PROBLEM TO WORK ON:
Can you write out all of the material below, word for word?

(Some records)
──────────

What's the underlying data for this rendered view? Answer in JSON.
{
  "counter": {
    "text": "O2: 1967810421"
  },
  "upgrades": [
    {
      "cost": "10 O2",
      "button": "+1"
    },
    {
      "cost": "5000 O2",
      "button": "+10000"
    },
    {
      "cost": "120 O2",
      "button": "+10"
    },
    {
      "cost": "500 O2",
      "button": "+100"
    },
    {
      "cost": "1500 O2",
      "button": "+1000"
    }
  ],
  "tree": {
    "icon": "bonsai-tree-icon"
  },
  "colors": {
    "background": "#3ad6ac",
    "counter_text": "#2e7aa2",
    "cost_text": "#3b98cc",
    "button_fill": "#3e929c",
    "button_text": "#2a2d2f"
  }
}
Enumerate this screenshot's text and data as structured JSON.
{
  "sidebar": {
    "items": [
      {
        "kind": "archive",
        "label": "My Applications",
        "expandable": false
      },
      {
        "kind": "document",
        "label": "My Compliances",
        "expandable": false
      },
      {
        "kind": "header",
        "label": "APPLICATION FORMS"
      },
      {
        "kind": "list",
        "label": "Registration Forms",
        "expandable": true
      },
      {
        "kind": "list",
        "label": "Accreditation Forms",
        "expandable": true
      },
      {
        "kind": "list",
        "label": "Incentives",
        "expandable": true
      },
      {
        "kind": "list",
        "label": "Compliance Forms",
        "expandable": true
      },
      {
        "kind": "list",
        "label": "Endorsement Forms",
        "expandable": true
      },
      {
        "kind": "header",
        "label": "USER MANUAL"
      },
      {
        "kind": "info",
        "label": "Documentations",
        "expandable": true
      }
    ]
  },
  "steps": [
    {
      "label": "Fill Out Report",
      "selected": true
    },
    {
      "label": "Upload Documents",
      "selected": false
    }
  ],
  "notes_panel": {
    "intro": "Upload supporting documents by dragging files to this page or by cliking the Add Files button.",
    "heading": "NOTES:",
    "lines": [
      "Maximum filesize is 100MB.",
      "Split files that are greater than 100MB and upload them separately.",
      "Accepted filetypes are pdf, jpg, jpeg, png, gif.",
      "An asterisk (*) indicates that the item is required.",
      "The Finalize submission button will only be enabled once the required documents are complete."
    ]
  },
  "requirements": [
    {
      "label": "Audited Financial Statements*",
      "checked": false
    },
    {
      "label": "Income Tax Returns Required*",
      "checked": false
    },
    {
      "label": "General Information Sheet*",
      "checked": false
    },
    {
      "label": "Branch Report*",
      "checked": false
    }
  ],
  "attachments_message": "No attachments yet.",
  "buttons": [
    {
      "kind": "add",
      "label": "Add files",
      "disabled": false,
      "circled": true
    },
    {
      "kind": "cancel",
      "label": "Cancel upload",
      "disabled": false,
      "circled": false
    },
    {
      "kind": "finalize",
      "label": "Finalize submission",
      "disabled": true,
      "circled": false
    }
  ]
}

──────────

TASK RESULT:
What's the underlying data for this rendered view? Answer in JSON.
{
  "counter": {
    "text": "O2: 1967810421"
  },
  "upgrades": [
    {
      "cost": "10 O2",
      "button": "+1"
    },
    {
      "cost": "5000 O2",
      "button": "+10000"
    },
    {
      "cost": "120 O2",
      "button": "+10"
    },
    {
      "cost": "500 O2",
      "button": "+100"
    },
    {
      "cost": "1500 O2",
      "button": "+1000"
    }
  ],
  "tree": {
    "icon": "bonsai-tree-icon"
  },
  "colors": {
    "background": "#3ad6ac",
    "counter_text": "#2e7aa2",
    "cost_text": "#3b98cc",
    "button_fill": "#3e929c",
    "button_text": "#2a2d2f"
  }
}
Enumerate this screenshot's text and data as structured JSON.
{
  "sidebar": {
    "items": [
      {
        "kind": "archive",
        "label": "My Applications",
        "expandable": false
      },
      {
        "kind": "document",
        "label": "My Compliances",
        "expandable": false
      },
      {
        "kind": "header",
        "label": "APPLICATION FORMS"
      },
      {
        "kind": "list",
        "label": "Registration Forms",
        "expandable": true
      },
      {
        "kind": "list",
        "label": "Accreditation Forms",
        "expandable": true
      },
      {
        "kind": "list",
        "label": "Incentives",
        "expandable": true
      },
      {
        "kind": "list",
        "label": "Compliance Forms",
        "expandable": true
      },
      {
        "kind": "list",
        "label": "Endorsement Forms",
        "expandable": true
      },
      {
        "kind": "header",
        "label": "USER MANUAL"
      },
      {
        "kind": "info",
        "label": "Documentations",
        "expandable": true
      }
    ]
  },
  "steps": [
    {
      "label": "Fill Out Report",
      "selected": true
    },
    {
      "label": "Upload Documents",
      "selected": false
    }
  ],
  "notes_panel": {
    "intro": "Upload supporting documents by dragging files to this page or by cliking the Add Files button.",
    "heading": "NOTES:",
    "lines": [
      "Maximum filesize is 100MB.",
      "Split files that are greater than 100MB and upload them separately.",
      "Accepted filetypes are pdf, jpg, jpeg, png, gif.",
      "An asterisk (*) indicates that the item is required.",
      "The Finalize submission button will only be enabled once the required documents are complete."
    ]
  },
  "requirements": [
    {
      "label": "Audited Financial Statements*",
      "checked": false
    },
    {
      "label": "Income Tax Returns Required*",
      "checked": false
    },
    {
      "label": "General Information Sheet*",
      "checked": false
    },
    {
      "label": "Branch Report*",
      "checked": false
    }
  ],
  "attachments_message": "No attachments yet.",
  "buttons": [
    {
      "kind": "add",
      "label": "Add files",
      "disabled": false,
      "circled": true
    },
    {
      "kind": "cancel",
      "label": "Cancel upload",
      "disabled": false,
      "circled": false
    },
    {
      "kind": "finalize",
      "label": "Finalize submission",
      "disabled": true,
      "circled": false
    }
  ]
}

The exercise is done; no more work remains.